**Task brief:** Gather all lines in the entries that include the word "ਦਸਰਥ".
--- start Given data ---
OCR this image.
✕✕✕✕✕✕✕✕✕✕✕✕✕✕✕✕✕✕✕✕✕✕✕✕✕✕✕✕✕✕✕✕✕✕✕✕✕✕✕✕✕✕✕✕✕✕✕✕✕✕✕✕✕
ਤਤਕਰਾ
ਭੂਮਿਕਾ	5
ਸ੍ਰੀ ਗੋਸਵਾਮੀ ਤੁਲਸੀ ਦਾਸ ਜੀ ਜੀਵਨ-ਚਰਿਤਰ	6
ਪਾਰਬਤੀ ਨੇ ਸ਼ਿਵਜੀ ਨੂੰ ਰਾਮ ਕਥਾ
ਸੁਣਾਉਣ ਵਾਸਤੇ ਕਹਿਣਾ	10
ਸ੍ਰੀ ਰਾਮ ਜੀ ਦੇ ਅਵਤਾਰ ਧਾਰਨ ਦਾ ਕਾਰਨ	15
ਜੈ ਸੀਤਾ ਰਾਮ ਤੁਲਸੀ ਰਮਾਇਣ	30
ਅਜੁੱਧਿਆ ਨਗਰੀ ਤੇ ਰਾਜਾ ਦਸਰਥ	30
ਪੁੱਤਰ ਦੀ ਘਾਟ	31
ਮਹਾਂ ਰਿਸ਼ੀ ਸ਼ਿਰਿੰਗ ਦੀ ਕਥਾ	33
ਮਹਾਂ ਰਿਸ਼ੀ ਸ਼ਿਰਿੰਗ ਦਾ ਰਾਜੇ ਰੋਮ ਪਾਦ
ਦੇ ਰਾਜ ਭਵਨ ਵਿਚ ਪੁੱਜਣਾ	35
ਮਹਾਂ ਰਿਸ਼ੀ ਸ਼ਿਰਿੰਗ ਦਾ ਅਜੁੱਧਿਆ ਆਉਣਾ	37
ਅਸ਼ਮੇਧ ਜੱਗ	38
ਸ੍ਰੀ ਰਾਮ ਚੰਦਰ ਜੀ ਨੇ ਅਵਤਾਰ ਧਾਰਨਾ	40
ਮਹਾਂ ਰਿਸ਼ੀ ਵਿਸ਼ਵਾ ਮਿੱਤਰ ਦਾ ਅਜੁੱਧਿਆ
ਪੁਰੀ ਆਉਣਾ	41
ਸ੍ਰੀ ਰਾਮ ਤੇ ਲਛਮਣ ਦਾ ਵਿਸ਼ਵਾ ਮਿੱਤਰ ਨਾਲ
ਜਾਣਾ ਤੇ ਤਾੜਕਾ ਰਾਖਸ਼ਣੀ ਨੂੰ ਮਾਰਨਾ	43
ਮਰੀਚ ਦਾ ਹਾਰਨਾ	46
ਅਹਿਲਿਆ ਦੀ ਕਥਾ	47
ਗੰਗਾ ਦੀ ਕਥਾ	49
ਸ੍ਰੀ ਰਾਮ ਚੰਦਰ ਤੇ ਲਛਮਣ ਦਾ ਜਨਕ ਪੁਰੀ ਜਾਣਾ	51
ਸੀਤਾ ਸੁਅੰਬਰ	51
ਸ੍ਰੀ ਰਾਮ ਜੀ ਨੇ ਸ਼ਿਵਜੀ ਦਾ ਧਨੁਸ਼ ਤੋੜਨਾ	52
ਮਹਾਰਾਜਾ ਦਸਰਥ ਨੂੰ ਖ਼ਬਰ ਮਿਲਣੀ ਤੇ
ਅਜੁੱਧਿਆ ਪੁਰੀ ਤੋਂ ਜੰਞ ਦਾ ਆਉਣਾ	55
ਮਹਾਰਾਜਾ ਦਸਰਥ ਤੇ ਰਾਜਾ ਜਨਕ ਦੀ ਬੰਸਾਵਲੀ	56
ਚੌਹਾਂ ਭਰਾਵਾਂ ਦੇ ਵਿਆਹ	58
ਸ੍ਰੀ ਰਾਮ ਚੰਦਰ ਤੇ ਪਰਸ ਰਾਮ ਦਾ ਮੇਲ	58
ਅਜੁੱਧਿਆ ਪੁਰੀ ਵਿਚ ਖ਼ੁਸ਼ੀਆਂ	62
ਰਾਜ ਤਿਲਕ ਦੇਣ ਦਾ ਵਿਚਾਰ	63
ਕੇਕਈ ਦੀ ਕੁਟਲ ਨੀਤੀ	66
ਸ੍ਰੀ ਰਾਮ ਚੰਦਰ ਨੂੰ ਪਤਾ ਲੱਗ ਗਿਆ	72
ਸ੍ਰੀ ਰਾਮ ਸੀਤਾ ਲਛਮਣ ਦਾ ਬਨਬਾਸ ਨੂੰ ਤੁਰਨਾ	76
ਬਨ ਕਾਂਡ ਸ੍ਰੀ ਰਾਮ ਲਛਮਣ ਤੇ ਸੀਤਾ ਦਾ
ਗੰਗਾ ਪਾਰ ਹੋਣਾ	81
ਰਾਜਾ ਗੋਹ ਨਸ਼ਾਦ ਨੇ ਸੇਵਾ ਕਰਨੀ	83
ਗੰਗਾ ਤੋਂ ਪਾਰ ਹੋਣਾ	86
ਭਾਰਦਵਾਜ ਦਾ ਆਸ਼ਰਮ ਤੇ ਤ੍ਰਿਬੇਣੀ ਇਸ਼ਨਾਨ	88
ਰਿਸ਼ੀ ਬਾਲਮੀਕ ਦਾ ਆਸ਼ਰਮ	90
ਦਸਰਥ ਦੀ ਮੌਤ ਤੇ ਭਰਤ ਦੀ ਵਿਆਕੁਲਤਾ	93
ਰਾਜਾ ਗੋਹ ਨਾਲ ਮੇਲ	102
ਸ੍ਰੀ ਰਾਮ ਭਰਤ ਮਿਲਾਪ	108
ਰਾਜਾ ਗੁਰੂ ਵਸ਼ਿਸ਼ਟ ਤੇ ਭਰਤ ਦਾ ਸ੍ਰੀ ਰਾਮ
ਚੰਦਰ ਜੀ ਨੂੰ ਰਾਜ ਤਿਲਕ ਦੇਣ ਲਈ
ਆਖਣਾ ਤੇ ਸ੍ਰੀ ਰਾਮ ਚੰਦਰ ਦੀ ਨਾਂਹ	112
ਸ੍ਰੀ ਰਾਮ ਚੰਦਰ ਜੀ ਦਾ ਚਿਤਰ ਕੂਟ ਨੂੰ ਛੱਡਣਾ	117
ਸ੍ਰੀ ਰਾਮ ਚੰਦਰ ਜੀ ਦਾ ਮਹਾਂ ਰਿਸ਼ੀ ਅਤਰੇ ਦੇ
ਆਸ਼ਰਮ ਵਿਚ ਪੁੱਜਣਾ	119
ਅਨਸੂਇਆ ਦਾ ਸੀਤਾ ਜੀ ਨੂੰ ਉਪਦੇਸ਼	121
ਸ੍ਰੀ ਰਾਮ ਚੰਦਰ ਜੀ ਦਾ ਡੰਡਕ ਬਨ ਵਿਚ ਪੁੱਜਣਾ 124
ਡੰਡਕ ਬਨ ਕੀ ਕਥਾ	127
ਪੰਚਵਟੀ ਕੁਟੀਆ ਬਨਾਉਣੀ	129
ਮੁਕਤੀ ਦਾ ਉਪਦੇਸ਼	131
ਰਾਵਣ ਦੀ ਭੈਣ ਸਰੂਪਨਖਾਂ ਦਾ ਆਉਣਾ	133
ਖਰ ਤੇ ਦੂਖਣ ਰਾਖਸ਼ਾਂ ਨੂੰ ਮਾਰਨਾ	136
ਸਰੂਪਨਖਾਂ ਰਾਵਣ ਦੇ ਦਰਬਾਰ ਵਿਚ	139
--- end Given data ---
**Solution to the problem:**
ਅਜੁੱਧਿਆ ਨਗਰੀ ਤੇ ਰਾਜਾ ਦਸਰਥ	30
ਮਹਾਰਾਜਾ ਦਸਰਥ ਨੂੰ ਖ਼ਬਰ ਮਿਲਣੀ ਤੇ
ਮਹਾਰਾਜਾ ਦਸਰਥ ਤੇ ਰਾਜਾ ਜਨਕ ਦੀ ਬੰਸਾਵਲੀ	56
ਦਸਰਥ ਦੀ ਮੌਤ ਤੇ ਭਰਤ ਦੀ ਵਿਆਕੁਲਤਾ	93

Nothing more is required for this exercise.